GIVEN REQUEST. Provide nothing but the number of lines containing the string "إسناده".
################
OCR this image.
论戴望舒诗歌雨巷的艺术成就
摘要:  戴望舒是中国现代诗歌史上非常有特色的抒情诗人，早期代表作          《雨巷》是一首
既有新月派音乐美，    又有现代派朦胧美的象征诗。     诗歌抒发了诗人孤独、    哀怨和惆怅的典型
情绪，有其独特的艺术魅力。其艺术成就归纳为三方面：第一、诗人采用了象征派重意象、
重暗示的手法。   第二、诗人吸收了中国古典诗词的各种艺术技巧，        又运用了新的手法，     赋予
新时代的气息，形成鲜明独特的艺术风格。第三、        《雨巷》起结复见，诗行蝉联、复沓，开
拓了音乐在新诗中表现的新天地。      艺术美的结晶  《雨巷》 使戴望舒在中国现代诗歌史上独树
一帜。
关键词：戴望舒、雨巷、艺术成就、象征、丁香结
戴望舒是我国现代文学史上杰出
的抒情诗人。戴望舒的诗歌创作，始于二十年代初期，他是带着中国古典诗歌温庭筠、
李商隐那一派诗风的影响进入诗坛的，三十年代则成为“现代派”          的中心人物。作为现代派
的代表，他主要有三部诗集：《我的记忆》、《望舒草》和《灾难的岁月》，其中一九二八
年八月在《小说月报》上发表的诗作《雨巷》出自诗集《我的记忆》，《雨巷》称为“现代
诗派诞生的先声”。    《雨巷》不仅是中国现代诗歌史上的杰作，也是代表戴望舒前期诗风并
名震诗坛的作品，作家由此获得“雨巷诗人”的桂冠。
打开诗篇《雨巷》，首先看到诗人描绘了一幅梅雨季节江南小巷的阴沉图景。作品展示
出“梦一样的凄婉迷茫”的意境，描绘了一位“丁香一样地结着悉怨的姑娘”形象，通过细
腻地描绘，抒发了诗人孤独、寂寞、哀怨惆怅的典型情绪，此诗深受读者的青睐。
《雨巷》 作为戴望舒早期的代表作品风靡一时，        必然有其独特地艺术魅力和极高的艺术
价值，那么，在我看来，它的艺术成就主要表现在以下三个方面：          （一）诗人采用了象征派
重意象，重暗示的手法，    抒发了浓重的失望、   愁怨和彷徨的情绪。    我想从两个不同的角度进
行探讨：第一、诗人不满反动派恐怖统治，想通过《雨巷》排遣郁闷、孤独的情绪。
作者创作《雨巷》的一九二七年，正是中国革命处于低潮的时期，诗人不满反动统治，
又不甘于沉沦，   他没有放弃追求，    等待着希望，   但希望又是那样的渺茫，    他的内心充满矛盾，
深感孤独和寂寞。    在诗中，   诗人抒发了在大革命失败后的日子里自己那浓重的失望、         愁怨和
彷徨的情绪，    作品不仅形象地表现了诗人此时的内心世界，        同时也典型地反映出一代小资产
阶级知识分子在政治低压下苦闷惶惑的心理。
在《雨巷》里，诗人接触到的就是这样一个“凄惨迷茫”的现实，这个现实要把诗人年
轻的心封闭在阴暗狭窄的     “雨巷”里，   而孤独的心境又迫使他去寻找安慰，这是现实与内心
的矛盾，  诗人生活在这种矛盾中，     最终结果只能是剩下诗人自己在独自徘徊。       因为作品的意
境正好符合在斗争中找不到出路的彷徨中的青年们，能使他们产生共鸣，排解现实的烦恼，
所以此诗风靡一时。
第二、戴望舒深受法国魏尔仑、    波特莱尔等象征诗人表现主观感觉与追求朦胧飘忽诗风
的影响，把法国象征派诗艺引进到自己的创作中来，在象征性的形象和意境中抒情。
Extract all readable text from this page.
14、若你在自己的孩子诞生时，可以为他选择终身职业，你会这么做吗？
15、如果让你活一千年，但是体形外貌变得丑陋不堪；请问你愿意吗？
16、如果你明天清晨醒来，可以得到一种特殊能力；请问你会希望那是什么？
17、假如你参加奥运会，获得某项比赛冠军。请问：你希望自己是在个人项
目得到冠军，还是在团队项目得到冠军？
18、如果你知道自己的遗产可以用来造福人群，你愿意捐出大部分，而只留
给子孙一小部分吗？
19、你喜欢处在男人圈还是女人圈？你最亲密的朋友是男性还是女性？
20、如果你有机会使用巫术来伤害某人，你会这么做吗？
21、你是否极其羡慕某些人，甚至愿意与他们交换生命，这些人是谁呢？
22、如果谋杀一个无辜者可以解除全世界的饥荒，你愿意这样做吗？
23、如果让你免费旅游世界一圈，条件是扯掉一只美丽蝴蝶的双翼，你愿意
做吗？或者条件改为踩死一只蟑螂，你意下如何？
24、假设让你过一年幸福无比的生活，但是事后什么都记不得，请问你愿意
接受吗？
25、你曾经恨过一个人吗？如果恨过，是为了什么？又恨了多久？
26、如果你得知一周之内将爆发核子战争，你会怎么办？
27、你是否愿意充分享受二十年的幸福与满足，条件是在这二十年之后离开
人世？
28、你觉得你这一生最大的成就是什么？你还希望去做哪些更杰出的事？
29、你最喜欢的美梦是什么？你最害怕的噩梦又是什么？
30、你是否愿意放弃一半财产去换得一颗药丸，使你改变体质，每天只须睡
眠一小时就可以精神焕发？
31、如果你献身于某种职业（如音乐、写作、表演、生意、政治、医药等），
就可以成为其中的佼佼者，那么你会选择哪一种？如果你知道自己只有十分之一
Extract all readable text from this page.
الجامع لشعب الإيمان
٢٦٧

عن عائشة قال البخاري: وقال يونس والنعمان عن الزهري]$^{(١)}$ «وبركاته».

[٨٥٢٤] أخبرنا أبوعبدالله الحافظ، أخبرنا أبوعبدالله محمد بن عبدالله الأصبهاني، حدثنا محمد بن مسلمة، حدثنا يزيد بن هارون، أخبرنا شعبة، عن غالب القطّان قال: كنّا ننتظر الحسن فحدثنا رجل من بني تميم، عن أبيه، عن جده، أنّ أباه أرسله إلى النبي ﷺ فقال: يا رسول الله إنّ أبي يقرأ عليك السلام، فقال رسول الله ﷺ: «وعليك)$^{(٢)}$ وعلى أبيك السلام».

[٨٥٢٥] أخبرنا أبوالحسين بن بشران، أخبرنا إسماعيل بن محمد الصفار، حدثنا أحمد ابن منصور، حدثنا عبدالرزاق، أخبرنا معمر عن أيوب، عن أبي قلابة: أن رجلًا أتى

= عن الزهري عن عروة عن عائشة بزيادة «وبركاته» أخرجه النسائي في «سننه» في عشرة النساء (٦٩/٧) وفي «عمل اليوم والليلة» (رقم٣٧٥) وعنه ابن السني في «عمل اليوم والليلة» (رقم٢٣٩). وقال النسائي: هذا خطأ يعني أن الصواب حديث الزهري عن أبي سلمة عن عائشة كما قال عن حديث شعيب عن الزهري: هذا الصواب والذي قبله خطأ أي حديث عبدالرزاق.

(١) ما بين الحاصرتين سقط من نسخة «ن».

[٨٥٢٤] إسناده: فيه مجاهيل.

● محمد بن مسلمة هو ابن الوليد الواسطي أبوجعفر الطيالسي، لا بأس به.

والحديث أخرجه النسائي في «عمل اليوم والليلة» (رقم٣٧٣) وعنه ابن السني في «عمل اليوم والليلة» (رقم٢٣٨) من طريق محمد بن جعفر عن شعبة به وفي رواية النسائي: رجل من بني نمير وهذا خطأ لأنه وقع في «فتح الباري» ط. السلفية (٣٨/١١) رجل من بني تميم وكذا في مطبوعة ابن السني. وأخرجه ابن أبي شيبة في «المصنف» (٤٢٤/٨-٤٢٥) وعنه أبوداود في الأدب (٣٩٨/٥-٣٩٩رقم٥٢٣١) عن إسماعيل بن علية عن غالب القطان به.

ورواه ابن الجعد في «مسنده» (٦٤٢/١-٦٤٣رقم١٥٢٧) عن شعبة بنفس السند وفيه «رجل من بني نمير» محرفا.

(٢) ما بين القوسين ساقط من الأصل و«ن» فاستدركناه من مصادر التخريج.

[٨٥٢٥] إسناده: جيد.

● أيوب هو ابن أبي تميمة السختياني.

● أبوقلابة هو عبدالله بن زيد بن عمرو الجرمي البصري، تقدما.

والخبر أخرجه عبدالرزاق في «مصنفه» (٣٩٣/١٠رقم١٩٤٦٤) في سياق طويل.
################
RESULT OF THIS TASK. 2